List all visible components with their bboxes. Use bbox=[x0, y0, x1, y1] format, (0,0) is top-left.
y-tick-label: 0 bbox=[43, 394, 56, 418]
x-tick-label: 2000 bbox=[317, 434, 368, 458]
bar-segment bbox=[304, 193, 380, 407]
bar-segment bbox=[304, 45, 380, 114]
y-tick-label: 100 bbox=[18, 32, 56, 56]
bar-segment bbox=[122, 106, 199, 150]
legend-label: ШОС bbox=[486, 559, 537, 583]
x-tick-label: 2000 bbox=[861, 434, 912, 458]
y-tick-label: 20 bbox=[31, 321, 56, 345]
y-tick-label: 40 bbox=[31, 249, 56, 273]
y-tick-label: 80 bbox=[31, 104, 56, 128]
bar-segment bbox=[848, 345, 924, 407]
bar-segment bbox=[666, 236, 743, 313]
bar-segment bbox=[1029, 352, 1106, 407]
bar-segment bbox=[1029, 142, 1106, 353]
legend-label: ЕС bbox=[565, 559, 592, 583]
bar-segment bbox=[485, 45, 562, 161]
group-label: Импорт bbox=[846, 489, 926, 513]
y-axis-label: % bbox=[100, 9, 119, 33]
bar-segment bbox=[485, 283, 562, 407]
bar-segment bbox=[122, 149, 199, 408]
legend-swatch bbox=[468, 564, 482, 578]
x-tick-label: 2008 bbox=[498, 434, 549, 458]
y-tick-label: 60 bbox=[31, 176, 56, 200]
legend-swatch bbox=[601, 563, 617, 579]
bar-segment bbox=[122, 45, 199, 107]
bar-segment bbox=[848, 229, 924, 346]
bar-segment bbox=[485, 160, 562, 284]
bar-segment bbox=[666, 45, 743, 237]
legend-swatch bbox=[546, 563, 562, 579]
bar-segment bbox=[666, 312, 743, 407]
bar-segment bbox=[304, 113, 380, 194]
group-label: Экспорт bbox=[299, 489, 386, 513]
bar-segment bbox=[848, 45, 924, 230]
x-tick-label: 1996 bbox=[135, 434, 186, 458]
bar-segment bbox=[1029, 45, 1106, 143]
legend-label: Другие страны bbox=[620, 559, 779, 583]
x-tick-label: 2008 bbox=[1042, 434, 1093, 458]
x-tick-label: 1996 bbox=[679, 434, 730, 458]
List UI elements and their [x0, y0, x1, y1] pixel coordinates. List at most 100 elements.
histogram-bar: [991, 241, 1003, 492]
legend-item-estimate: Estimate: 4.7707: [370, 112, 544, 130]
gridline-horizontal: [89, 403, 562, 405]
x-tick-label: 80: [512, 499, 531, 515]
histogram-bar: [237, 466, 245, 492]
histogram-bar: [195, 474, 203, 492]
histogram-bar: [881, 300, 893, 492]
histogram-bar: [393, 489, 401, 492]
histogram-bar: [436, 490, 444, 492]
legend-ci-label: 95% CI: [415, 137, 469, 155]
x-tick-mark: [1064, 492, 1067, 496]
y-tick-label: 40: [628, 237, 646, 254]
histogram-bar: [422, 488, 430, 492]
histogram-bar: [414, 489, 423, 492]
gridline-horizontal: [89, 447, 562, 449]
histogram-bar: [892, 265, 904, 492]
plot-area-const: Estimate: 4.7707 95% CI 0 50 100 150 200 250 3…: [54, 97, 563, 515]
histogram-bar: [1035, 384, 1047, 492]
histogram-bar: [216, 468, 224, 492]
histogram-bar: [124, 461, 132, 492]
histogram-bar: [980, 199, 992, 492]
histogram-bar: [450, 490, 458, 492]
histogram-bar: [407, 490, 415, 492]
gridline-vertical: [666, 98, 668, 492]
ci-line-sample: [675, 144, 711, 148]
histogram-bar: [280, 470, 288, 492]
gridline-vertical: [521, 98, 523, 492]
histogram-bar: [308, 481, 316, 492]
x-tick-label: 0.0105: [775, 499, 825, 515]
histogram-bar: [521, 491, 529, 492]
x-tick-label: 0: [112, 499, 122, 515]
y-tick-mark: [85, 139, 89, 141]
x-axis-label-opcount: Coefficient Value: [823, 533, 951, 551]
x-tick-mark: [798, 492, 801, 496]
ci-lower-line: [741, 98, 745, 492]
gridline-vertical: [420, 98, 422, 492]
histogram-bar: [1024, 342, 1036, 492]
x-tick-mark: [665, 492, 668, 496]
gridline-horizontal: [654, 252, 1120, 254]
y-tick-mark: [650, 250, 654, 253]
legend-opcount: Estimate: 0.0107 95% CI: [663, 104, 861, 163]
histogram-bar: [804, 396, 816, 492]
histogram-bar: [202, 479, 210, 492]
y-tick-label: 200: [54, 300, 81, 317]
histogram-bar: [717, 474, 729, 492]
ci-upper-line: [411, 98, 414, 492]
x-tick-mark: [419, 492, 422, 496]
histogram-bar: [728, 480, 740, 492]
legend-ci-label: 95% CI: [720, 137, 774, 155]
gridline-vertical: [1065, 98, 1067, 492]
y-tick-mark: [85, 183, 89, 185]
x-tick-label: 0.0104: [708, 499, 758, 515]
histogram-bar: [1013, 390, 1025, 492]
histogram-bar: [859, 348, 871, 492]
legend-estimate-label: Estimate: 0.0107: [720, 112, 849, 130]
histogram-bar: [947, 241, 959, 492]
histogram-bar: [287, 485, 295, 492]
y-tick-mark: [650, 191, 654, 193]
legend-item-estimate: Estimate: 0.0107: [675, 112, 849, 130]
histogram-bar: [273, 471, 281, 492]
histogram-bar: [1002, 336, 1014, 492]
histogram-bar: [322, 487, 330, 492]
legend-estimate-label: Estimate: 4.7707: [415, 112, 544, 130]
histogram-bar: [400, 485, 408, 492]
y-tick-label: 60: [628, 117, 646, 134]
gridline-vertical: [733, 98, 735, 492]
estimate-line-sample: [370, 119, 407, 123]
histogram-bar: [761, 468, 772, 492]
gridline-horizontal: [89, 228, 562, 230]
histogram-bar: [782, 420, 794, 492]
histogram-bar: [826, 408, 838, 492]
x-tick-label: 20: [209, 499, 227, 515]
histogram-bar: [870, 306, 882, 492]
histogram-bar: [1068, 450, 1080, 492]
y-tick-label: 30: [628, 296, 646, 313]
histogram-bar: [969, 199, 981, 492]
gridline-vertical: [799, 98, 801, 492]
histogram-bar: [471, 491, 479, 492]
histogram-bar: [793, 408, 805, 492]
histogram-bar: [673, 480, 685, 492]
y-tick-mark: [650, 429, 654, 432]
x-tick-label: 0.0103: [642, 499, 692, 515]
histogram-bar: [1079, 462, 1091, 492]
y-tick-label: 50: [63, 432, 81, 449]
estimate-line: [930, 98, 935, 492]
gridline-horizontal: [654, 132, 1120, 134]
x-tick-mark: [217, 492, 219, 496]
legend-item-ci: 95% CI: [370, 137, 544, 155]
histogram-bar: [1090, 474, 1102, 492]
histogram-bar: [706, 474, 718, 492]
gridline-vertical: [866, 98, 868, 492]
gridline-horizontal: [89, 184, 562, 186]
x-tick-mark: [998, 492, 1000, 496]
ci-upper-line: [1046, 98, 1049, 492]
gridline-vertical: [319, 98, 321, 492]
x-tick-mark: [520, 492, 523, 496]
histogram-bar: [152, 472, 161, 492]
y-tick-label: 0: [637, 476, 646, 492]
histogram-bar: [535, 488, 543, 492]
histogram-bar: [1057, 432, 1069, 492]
========
▸ What the exercise asks
Can you recast every line of the listing above as a JSON array of strings, one string per line, with blank lines left out?

▸ The solution
[
  "List all visible components with their bboxes. Use bbox=[x0, y0, x1, y1] format, (0,0) is top-left.",
  "y-tick-label: 0 bbox=[43, 394, 56, 418]",
  "x-tick-label: 2000 bbox=[317, 434, 368, 458]",
  "bar-segment bbox=[304, 193, 380, 407]",
  "bar-segment bbox=[304, 45, 380, 114]",
  "y-tick-label: 100 bbox=[18, 32, 56, 56]",
  "bar-segment bbox=[122, 106, 199, 150]",
  "legend-label: ШОС bbox=[486, 559, 537, 583]",
  "x-tick-label: 2000 bbox=[861, 434, 912, 458]",
  "y-tick-label: 20 bbox=[31, 321, 56, 345]",
  "y-tick-label: 40 bbox=[31, 249, 56, 273]",
  "y-tick-label: 80 bbox=[31, 104, 56, 128]",
  "bar-segment bbox=[848, 345, 924, 407]",
  "bar-segment bbox=[666, 236, 743, 313]",
  "bar-segment bbox=[1029, 352, 1106, 407]",
  "bar-segment bbox=[1029, 142, 1106, 353]",
  "legend-label: ЕС bbox=[565, 559, 592, 583]",
  "bar-segment bbox=[485, 45, 562, 161]",
  "group-label: Импорт bbox=[846, 489, 926, 513]",
  "y-axis-label: % bbox=[100, 9, 119, 33]",
  "bar-segment bbox=[485, 283, 562, 407]",
  "bar-segment bbox=[122, 149, 199, 408]",
  "legend-swatch bbox=[468, 564, 482, 578]",
  "x-tick-label: 2008 bbox=[498, 434, 549, 458]",
  "y-tick-label: 60 bbox=[31, 176, 56, 200]",
  "legend-swatch bbox=[601, 563, 617, 579]",
  "bar-segment bbox=[122, 45, 199, 107]",
  "bar-segment bbox=[848, 229, 924, 346]",
  "bar-segment bbox=[485, 160, 562, 284]",
  "bar-segment bbox=[666, 45, 743, 237]",
  "legend-swatch bbox=[546, 563, 562, 579]",
  "bar-segment bbox=[666, 312, 743, 407]",
  "bar-segment bbox=[304, 113, 380, 194]",
  "group-label: Экспорт bbox=[299, 489, 386, 513]",
  "bar-segment bbox=[848, 45, 924, 230]",
  "x-tick-label: 1996 bbox=[135, 434, 186, 458]",
  "bar-segment bbox=[1029, 45, 1106, 143]",
  "legend-label: Другие страны bbox=[620, 559, 779, 583]",
  "x-tick-label: 2008 bbox=[1042, 434, 1093, 458]",
  "x-tick-label: 1996 bbox=[679, 434, 730, 458]",
  "List UI elements and their [x0, y0, x1, y1] pixel coordinates. List at most 100 elements.",
  "histogram-bar: [991, 241, 1003, 492]",
  "legend-item-estimate: Estimate: 4.7707: [370, 112, 544, 130]",
  "gridline-horizontal: [89, 403, 562, 405]",
  "x-tick-label: 80: [512, 499, 531, 515]",
  "histogram-bar: [237, 466, 245, 492]",
  "histogram-bar: [195, 474, 203, 492]",
  "histogram-bar: [881, 300, 893, 492]",
  "histogram-bar: [393, 489, 401, 492]",
  "histogram-bar: [436, 490, 444, 492]",
  "legend-ci-label: 95% CI: [415, 137, 469, 155]",
  "x-tick-mark: [1064, 492, 1067, 496]",
  "y-tick-label: 40: [628, 237, 646, 254]",
  "histogram-bar: [422, 488, 430, 492]",
  "histogram-bar: [414, 489, 423, 492]",
  "gridline-horizontal: [89, 447, 562, 449]",
  "histogram-bar: [892, 265, 904, 492]",
  "plot-area-const: Estimate: 4.7707 95% CI 0 50 100 150 200 250 3…: [54, 97, 563, 515]",
  "histogram-bar: [1035, 384, 1047, 492]",
  "histogram-bar: [216, 468, 224, 492]",
  "histogram-bar: [124, 461, 132, 492]",
  "histogram-bar: [980, 199, 992, 492]",
  "histogram-bar: [450, 490, 458, 492]",
  "histogram-bar: [407, 490, 415, 492]",
  "gridline-vertical: [666, 98, 668, 492]",
  "ci-line-sample: [675, 144, 711, 148]",
  "histogram-bar: [280, 470, 288, 492]",
  "gridline-vertical: [521, 98, 523, 492]",
  "histogram-bar: [308, 481, 316, 492]",
  "x-tick-label: 0.0105: [775, 499, 825, 515]",
  "histogram-bar: [521, 491, 529, 492]",
  "x-tick-label: 0: [112, 499, 122, 515]",
  "y-tick-mark: [85, 139, 89, 141]",
  "x-axis-label-opcount: Coefficient Value: [823, 533, 951, 551]",
  "x-tick-mark: [798, 492, 801, 496]",
  "ci-lower-line: [741, 98, 745, 492]",
  "gridline-vertical: [420, 98, 422, 492]",
  "histogram-bar: [1024, 342, 1036, 492]",
  "x-tick-mark: [665, 492, 668, 496]",
  "gridline-horizontal: [654, 252, 1120, 254]",
  "y-tick-mark: [650, 250, 654, 253]",
  "legend-opcount: Estimate: 0.0107 95% CI: [663, 104, 861, 163]",
  "histogram-bar: [804, 396, 816, 492]",
  "histogram-bar: [202, 479, 210, 492]",
  "y-tick-label: 200: [54, 300, 81, 317]",
  "histogram-bar: [717, 474, 729, 492]",
  "ci-upper-line: [411, 98, 414, 492]",
  "x-tick-mark: [419, 492, 422, 496]",
  "histogram-bar: [728, 480, 740, 492]",
  "legend-ci-label: 95% CI: [720, 137, 774, 155]",
  "gridline-vertical: [1065, 98, 1067, 492]",
  "y-tick-mark: [85, 183, 89, 185]",
  "x-tick-label: 0.0104: [708, 499, 758, 515]",
  "histogram-bar: [1013, 390, 1025, 492]",
  "histogram-bar: [859, 348, 871, 492]",
  "legend-estimate-label: Estimate: 0.0107: [720, 112, 849, 130]",
  "histogram-bar: [947, 241, 959, 492]",
  "histogram-bar: [287, 485, 295, 492]",
  "y-tick-mark: [650, 191, 654, 193]",
  "legend-item-estimate: Estimate: 0.0107: [675, 112, 849, 130]",
  "histogram-bar: [273, 471, 281, 492]",
  "histogram-bar: [1002, 336, 1014, 492]",
  "histogram-bar: [322, 487, 330, 492]",
  "legend-estimate-label: Estimate: 4.7707: [415, 112, 544, 130]",
  "histogram-bar: [400, 485, 408, 492]",
  "y-tick-label: 60: [628, 117, 646, 134]",
  "gridline-vertical: [733, 98, 735, 492]",
  "estimate-line-sample: [370, 119, 407, 123]",
  "histogram-bar: [761, 468, 772, 492]",
  "gridline-horizontal: [89, 228, 562, 230]",
  "histogram-bar: [782, 420, 794, 492]",
  "histogram-bar: [826, 408, 838, 492]",
  "x-tick-label: 20: [209, 499, 227, 515]",
  "histogram-bar: [870, 306, 882, 492]",
  "histogram-bar: [1068, 450, 1080, 492]",
  "y-tick-label: 30: [628, 296, 646, 313]",
  "histogram-bar: [969, 199, 981, 492]",
  "gridline-vertical: [799, 98, 801, 492]",
  "histogram-bar: [471, 491, 479, 492]",
  "histogram-bar: [793, 408, 805, 492]",
  "histogram-bar: [673, 480, 685, 492]",
  "y-tick-mark: [650, 429, 654, 432]",
  "x-tick-label: 0.0103: [642, 499, 692, 515]",
  "histogram-bar: [1079, 462, 1091, 492]",
  "y-tick-label: 50: [63, 432, 81, 449]",
  "estimate-line: [930, 98, 935, 492]",
  "gridline-horizontal: [654, 132, 1120, 134]",
  "x-tick-mark: [217, 492, 219, 496]",
  "legend-item-ci: 95% CI: [370, 137, 544, 155]",
  "histogram-bar: [1090, 474, 1102, 492]",
  "histogram-bar: [706, 474, 718, 492]",
  "gridline-vertical: [866, 98, 868, 492]",
  "gridline-horizontal: [89, 184, 562, 186]",
  "x-tick-mark: [998, 492, 1000, 496]",
  "ci-upper-line: [1046, 98, 1049, 492]",
  "gridline-vertical: [319, 98, 321, 492]",
  "x-tick-mark: [520, 492, 523, 496]",
  "histogram-bar: [152, 472, 161, 492]",
  "y-tick-label: 0: [637, 476, 646, 492]",
  "histogram-bar: [535, 488, 543, 492]",
  "histogram-bar: [1057, 432, 1069, 492]"
]